**Exercise**. Gather from the material every line that contains the string "наук".

(Stored dataset items)
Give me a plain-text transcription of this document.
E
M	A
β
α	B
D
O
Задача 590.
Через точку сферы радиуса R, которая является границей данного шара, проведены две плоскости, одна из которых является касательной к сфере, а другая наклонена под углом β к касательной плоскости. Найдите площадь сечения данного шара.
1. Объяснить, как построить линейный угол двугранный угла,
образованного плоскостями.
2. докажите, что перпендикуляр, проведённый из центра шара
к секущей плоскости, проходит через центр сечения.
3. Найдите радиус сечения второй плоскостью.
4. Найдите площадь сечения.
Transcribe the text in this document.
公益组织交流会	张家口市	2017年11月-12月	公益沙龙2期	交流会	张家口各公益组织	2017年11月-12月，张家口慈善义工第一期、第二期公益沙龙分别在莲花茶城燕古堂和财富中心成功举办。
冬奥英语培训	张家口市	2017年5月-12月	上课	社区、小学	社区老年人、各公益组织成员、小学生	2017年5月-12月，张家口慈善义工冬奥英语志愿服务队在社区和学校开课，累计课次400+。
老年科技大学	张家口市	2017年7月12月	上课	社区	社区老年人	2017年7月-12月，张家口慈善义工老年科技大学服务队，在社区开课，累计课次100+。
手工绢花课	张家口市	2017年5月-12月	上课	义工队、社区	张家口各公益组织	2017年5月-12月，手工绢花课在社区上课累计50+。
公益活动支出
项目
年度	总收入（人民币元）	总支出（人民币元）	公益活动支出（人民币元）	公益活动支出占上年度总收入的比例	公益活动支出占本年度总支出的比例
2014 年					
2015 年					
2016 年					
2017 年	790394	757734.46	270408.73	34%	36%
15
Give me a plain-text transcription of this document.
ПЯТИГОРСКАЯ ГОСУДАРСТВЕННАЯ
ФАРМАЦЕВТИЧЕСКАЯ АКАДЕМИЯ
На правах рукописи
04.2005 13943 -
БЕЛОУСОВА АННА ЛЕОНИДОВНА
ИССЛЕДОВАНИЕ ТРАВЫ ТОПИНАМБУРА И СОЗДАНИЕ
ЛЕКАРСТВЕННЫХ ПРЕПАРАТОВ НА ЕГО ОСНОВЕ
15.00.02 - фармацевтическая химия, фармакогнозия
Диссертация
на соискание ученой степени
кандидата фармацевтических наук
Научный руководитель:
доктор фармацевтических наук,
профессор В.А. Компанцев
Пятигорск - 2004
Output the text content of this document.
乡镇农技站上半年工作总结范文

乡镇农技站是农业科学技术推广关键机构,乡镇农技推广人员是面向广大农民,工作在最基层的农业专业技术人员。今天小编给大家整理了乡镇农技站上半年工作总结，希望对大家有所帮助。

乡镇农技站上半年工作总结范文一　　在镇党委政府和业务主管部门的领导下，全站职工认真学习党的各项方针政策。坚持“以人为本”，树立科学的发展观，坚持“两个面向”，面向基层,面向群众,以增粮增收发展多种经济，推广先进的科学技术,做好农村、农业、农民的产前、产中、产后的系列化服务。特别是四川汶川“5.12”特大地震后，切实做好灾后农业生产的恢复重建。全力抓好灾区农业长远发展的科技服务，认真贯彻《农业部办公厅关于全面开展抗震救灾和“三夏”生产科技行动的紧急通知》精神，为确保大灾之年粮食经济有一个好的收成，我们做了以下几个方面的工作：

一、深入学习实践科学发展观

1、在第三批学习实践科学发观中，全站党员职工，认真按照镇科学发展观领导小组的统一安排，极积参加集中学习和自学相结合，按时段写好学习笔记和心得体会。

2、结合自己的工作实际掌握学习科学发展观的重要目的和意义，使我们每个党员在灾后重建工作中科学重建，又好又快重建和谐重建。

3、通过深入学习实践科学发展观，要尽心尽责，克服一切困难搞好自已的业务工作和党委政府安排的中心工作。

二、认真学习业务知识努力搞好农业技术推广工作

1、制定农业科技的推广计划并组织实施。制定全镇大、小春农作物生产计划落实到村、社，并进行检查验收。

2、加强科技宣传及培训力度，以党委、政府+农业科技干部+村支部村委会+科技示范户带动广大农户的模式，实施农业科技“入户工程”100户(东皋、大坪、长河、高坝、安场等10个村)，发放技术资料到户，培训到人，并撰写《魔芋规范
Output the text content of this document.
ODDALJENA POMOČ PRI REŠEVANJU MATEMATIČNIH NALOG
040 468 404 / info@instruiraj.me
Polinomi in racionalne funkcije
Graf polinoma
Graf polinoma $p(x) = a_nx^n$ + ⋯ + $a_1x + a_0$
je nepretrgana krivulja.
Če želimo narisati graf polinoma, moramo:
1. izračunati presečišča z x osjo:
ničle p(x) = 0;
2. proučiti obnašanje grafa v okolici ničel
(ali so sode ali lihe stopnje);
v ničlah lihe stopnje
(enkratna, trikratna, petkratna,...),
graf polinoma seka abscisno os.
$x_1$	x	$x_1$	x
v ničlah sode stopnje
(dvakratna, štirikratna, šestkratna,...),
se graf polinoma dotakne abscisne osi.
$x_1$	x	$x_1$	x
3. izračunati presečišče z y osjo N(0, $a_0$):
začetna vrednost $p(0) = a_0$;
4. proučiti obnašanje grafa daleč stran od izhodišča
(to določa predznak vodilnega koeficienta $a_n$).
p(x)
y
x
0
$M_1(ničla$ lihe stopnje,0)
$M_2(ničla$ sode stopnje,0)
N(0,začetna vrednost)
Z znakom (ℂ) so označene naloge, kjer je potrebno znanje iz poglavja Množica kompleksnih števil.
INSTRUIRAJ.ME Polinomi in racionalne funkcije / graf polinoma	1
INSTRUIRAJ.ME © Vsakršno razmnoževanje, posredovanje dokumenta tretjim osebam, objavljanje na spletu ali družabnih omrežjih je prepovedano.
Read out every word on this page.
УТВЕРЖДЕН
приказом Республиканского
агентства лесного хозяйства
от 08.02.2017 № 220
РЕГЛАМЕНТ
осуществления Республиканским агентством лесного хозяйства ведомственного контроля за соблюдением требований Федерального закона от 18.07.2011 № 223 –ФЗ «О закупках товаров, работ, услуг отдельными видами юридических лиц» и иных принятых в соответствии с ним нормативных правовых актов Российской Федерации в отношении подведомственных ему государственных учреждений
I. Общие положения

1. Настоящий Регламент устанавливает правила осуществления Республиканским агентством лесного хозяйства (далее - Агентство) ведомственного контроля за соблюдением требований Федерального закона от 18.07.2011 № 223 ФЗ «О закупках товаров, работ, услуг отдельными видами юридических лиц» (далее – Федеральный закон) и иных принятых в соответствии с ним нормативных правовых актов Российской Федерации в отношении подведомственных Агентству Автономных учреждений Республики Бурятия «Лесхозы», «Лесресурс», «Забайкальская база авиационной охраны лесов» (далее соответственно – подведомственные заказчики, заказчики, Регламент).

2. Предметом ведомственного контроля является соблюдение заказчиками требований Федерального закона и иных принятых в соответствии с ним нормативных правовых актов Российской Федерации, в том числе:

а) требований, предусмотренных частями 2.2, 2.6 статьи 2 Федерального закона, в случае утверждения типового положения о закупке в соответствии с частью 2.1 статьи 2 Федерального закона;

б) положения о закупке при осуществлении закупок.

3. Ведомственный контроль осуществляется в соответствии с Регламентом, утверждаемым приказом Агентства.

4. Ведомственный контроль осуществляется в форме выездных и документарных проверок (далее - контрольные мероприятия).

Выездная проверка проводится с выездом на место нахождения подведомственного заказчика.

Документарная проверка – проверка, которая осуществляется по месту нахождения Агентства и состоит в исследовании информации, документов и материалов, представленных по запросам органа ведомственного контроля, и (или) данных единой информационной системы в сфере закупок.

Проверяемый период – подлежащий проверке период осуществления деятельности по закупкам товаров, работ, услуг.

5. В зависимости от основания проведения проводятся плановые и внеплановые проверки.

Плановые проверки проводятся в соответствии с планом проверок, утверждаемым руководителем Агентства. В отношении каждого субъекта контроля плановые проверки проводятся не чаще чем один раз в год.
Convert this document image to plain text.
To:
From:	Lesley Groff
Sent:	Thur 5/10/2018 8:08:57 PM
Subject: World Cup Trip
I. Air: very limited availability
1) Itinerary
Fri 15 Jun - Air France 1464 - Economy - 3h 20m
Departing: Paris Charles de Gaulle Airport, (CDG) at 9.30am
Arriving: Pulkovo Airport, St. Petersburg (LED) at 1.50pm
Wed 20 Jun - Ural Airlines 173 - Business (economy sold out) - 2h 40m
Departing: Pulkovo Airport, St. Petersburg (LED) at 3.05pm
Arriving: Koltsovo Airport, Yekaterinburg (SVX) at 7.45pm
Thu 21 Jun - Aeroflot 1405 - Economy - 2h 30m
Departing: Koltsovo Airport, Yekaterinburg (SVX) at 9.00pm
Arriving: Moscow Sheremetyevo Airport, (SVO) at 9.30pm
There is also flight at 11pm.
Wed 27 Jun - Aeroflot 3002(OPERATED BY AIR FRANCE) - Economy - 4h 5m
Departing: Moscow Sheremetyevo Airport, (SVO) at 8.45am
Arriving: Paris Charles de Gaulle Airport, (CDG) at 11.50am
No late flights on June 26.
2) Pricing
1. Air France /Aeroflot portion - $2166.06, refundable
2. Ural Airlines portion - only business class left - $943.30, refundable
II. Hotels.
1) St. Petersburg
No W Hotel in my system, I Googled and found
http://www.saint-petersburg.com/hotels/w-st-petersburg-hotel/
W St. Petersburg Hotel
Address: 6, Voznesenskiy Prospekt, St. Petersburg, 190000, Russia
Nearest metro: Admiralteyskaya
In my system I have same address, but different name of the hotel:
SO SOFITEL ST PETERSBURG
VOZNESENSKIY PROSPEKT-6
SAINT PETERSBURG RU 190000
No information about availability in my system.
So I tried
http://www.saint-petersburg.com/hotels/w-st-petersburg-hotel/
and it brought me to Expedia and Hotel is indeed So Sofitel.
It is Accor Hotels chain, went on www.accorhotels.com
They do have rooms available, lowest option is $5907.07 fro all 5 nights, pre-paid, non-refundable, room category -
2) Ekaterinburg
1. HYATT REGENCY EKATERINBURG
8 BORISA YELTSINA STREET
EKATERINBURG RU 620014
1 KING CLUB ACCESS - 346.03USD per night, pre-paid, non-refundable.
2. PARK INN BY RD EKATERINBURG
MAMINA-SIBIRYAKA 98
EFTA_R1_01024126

**Full solution**.
кандидата фармацевтических наук
доктор фармацевтических наук,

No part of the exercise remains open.